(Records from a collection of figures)
■ ■ ■ ■ ■ ■ ■
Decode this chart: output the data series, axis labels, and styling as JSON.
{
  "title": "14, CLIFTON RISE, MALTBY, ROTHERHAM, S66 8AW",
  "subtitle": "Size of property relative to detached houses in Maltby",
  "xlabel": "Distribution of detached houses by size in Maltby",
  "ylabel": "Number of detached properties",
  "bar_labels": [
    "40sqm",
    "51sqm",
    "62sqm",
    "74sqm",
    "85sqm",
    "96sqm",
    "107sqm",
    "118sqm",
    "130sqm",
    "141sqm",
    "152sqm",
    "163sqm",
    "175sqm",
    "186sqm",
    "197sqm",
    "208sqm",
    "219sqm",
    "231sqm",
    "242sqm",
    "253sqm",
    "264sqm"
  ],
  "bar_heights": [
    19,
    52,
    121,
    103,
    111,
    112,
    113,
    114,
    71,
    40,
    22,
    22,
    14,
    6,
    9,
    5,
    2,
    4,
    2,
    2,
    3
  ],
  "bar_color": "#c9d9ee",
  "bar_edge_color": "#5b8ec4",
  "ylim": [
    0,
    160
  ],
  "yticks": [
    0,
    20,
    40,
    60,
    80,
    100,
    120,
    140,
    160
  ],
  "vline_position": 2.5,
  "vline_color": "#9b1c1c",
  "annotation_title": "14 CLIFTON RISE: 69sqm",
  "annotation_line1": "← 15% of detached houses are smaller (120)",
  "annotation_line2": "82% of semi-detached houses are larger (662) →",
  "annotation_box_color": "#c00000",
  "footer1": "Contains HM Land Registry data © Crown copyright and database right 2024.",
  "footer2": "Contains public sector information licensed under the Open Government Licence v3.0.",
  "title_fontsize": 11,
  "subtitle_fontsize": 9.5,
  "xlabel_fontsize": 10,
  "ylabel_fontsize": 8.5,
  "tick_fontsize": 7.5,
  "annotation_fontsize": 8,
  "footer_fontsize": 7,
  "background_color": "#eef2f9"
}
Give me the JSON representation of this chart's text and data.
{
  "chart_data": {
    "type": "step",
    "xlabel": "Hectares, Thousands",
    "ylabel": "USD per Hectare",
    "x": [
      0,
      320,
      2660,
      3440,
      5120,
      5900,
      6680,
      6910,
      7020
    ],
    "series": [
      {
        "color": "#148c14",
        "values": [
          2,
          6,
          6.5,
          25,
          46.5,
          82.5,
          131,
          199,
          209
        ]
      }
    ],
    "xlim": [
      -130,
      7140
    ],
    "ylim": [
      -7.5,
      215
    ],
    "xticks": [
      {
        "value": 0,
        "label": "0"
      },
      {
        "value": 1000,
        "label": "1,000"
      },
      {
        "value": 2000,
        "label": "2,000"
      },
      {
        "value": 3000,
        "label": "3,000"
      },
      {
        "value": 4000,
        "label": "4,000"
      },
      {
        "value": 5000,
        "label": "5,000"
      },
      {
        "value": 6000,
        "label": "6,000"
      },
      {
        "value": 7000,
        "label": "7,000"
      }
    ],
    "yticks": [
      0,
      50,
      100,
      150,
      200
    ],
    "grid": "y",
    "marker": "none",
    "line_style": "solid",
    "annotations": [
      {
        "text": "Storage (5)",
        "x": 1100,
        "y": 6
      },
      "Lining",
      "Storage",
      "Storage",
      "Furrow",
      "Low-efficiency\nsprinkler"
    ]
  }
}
■ ■ ■ ■ ■ ■ ■
- **Aim**
From the records above, extract every entry exactly as given.

- **Solution**
Decode this chart: output the data series, axis labels, and styling as JSON.
{
  "title": "14, CLIFTON RISE, MALTBY, ROTHERHAM, S66 8AW",
  "subtitle": "Size of property relative to detached houses in Maltby",
  "xlabel": "Distribution of detached houses by size in Maltby",
  "ylabel": "Number of detached properties",
  "bar_labels": [
    "40sqm",
    "51sqm",
    "62sqm",
    "74sqm",
    "85sqm",
    "96sqm",
    "107sqm",
    "118sqm",
    "130sqm",
    "141sqm",
    "152sqm",
    "163sqm",
    "175sqm",
    "186sqm",
    "197sqm",
    "208sqm",
    "219sqm",
    "231sqm",
    "242sqm",
    "253sqm",
    "264sqm"
  ],
  "bar_heights": [
    19,
    52,
    121,
    103,
    111,
    112,
    113,
    114,
    71,
    40,
    22,
    22,
    14,
    6,
    9,
    5,
    2,
    4,
    2,
    2,
    3
  ],
  "bar_color": "#c9d9ee",
  "bar_edge_color": "#5b8ec4",
  "ylim": [
    0,
    160
  ],
  "yticks": [
    0,
    20,
    40,
    60,
    80,
    100,
    120,
    140,
    160
  ],
  "vline_position": 2.5,
  "vline_color": "#9b1c1c",
  "annotation_title": "14 CLIFTON RISE: 69sqm",
  "annotation_line1": "← 15% of detached houses are smaller (120)",
  "annotation_line2": "82% of semi-detached houses are larger (662) →",
  "annotation_box_color": "#c00000",
  "footer1": "Contains HM Land Registry data © Crown copyright and database right 2024.",
  "footer2": "Contains public sector information licensed under the Open Government Licence v3.0.",
  "title_fontsize": 11,
  "subtitle_fontsize": 9.5,
  "xlabel_fontsize": 10,
  "ylabel_fontsize": 8.5,
  "tick_fontsize": 7.5,
  "annotation_fontsize": 8,
  "footer_fontsize": 7,
  "background_color": "#eef2f9"
}
Give me the JSON representation of this chart's text and data.
{
  "chart_data": {
    "type": "step",
    "xlabel": "Hectares, Thousands",
    "ylabel": "USD per Hectare",
    "x": [
      0,
      320,
      2660,
      3440,
      5120,
      5900,
      6680,
      6910,
      7020
    ],
    "series": [
      {
        "color": "#148c14",
        "values": [
          2,
          6,
          6.5,
          25,
          46.5,
          82.5,
          131,
          199,
          209
        ]
      }
    ],
    "xlim": [
      -130,
      7140
    ],
    "ylim": [
      -7.5,
      215
    ],
    "xticks": [
      {
        "value": 0,
        "label": "0"
      },
      {
        "value": 1000,
        "label": "1,000"
      },
      {
        "value": 2000,
        "label": "2,000"
      },
      {
        "value": 3000,
        "label": "3,000"
      },
      {
        "value": 4000,
        "label": "4,000"
      },
      {
        "value": 5000,
        "label": "5,000"
      },
      {
        "value": 6000,
        "label": "6,000"
      },
      {
        "value": 7000,
        "label": "7,000"
      }
    ],
    "yticks": [
      0,
      50,
      100,
      150,
      200
    ],
    "grid": "y",
    "marker": "none",
    "line_style": "solid",
    "annotations": [
      {
        "text": "Storage (5)",
        "x": 1100,
        "y": 6
      },
      "Lining",
      "Storage",
      "Storage",
      "Furrow",
      "Low-efficiency\nsprinkler"
    ]
  }
}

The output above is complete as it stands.